EXERCISE DIRECTIONS:
For each line that holds "these", copy the line out.

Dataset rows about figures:

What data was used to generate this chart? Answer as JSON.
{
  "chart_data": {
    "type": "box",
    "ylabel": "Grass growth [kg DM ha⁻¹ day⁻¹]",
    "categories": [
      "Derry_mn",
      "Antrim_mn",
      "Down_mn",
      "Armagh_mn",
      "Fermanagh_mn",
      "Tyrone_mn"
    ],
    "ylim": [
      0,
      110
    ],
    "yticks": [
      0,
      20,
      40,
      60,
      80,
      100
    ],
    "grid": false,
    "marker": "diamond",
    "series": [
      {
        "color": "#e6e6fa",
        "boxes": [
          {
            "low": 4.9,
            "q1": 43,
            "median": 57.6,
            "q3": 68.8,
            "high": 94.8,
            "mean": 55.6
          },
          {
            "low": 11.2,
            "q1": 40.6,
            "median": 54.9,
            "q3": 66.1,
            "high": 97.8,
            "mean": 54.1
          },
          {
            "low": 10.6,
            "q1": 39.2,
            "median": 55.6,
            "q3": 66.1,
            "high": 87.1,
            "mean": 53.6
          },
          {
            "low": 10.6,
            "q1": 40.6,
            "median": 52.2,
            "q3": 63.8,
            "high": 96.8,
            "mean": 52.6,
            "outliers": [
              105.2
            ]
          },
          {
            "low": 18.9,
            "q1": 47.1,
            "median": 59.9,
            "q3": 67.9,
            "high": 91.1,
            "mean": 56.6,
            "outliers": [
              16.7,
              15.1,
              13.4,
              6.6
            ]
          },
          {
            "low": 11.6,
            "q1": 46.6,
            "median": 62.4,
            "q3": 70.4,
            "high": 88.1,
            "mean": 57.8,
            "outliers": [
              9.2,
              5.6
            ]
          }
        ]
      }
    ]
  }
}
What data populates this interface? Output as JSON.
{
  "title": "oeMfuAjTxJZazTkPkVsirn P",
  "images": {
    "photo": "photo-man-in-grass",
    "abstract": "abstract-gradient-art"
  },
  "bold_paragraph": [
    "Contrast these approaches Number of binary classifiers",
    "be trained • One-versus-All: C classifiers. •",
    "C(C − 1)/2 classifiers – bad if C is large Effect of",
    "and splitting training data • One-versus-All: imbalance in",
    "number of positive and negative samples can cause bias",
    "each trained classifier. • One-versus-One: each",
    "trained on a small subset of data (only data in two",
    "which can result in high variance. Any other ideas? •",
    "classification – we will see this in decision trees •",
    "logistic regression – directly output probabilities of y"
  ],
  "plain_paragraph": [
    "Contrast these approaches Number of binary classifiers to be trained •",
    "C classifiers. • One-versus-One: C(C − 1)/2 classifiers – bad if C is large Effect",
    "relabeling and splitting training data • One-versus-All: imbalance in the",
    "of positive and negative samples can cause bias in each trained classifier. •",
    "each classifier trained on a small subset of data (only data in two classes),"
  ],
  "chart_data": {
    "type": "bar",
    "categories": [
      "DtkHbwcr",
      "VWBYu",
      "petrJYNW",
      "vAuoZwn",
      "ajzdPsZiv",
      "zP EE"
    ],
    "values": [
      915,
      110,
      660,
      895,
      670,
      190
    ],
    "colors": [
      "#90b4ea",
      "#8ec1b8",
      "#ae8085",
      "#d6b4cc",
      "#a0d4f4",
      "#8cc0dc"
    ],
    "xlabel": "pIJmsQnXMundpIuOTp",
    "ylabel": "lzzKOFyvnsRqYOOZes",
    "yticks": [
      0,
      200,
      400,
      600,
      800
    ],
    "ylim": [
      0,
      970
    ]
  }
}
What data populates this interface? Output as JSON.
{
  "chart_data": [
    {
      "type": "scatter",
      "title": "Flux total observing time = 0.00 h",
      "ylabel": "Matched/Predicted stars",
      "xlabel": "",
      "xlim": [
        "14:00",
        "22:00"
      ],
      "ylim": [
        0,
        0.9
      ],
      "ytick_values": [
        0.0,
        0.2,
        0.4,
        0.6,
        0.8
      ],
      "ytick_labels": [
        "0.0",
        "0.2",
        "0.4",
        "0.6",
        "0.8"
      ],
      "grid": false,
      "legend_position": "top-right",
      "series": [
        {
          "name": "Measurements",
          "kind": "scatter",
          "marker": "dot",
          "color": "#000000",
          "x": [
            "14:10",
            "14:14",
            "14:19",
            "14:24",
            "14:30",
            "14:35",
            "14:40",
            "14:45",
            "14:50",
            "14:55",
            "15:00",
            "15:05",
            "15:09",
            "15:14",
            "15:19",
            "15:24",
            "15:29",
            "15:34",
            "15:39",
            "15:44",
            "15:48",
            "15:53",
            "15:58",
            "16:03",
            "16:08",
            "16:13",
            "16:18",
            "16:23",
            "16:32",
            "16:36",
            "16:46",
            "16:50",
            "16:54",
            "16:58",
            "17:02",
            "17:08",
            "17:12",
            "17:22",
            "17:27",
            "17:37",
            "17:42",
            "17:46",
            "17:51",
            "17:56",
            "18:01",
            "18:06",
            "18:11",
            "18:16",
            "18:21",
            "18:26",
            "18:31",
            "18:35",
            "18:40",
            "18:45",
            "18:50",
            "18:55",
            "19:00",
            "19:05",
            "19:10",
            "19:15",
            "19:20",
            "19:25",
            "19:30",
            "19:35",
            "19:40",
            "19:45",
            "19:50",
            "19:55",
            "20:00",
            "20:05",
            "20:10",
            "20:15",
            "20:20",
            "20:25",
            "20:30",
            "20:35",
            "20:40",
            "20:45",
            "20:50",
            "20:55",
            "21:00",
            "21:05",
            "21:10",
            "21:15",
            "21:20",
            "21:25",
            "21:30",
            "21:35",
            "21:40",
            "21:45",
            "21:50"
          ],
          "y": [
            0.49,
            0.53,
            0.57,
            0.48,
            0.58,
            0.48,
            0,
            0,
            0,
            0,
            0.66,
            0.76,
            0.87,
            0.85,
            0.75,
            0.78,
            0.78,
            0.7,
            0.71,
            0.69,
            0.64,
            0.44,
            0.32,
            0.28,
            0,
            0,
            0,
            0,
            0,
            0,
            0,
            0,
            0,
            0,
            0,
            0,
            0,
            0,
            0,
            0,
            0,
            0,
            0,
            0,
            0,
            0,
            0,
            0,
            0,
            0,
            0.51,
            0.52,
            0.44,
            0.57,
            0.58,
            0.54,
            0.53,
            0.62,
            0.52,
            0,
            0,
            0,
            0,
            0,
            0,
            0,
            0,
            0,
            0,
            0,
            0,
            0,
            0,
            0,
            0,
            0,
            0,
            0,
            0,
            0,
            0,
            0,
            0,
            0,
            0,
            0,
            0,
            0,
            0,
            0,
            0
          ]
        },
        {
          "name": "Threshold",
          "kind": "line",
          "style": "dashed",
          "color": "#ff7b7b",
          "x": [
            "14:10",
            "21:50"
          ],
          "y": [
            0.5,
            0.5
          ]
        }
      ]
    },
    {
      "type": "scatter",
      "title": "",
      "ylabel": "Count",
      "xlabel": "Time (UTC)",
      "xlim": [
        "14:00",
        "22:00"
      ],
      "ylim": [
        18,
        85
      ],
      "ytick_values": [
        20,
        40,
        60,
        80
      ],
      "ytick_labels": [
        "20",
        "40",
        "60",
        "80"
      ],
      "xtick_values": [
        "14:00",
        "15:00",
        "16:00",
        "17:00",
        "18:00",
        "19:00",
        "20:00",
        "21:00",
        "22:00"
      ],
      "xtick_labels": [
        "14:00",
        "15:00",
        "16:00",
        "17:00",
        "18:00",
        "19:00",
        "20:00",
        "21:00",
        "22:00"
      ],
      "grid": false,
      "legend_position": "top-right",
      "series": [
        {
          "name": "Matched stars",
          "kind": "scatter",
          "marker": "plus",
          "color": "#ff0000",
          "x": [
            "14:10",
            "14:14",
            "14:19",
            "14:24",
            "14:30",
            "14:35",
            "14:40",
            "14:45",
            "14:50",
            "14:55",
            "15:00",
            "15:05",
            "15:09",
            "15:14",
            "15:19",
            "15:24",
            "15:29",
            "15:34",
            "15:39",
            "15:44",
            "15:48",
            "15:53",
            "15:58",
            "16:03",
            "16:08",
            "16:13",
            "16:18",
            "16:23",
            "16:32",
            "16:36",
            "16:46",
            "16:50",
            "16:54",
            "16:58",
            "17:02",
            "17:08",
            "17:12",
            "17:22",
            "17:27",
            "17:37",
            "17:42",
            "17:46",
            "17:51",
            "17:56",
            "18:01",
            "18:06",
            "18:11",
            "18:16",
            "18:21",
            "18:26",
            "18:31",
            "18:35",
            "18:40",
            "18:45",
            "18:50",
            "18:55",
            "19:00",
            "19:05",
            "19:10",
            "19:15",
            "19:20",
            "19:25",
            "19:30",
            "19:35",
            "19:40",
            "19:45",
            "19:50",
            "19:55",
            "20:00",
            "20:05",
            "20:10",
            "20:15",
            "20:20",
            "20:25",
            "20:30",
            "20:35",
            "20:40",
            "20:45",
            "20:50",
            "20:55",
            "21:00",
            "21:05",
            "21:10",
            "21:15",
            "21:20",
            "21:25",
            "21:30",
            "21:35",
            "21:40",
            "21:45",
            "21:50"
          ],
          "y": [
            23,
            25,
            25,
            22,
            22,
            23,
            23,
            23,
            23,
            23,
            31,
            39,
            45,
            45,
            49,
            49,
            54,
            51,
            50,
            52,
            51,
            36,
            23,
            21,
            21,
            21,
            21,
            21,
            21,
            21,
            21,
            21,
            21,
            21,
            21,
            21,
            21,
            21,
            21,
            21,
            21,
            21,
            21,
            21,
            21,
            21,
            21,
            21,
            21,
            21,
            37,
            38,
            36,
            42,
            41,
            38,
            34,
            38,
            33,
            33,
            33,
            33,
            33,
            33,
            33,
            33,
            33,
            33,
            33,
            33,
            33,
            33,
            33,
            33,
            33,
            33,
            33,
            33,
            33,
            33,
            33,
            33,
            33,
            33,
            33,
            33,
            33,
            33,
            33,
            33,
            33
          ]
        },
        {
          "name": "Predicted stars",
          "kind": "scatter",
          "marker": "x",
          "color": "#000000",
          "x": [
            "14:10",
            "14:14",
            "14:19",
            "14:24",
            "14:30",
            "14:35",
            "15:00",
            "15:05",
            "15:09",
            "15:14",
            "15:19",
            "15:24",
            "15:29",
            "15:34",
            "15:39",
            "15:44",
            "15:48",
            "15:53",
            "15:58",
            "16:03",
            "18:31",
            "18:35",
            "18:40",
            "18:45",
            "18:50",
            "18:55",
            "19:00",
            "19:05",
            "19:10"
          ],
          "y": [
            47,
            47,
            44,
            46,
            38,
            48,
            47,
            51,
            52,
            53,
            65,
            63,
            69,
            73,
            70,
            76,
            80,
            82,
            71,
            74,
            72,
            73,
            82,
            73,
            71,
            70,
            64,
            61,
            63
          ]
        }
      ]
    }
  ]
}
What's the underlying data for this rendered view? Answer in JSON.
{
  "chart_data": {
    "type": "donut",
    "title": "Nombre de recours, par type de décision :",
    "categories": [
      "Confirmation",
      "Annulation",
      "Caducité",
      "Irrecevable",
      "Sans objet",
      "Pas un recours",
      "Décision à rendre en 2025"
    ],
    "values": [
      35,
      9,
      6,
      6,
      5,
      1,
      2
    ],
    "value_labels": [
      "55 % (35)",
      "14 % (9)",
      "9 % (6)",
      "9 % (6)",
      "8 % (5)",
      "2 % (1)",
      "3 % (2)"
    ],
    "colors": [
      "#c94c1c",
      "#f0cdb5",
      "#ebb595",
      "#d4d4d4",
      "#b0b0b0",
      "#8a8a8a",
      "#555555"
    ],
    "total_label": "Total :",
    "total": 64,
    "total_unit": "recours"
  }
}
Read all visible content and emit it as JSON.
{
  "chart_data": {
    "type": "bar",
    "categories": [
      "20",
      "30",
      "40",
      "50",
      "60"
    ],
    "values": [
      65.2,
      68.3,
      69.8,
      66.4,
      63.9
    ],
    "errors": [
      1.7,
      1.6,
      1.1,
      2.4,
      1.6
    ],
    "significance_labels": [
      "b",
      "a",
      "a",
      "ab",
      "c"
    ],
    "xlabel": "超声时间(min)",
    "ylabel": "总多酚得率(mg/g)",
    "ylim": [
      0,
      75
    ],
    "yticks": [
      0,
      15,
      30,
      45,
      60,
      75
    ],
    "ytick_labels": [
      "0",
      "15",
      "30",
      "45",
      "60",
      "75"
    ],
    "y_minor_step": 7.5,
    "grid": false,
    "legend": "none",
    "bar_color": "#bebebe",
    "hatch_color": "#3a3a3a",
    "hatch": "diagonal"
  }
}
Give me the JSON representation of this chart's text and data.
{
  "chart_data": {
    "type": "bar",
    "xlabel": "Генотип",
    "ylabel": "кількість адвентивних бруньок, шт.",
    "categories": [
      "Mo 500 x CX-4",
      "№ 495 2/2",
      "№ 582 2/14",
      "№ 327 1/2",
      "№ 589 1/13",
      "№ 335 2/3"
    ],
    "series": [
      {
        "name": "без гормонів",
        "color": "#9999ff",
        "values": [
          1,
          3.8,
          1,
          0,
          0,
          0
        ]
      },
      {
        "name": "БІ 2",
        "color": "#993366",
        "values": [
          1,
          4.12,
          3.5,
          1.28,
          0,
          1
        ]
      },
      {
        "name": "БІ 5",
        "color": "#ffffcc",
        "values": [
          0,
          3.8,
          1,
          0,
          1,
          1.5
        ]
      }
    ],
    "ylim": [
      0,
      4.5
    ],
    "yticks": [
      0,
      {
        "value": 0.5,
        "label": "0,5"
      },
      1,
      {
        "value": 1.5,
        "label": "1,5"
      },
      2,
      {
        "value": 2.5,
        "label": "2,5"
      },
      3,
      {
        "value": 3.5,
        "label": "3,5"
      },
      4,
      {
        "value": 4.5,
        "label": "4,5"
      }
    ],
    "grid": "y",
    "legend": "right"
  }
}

CORRECT RESPONSE:
    "Contrast these approaches Number of binary classifiers",
    "Contrast these approaches Number of binary classifiers to be trained •",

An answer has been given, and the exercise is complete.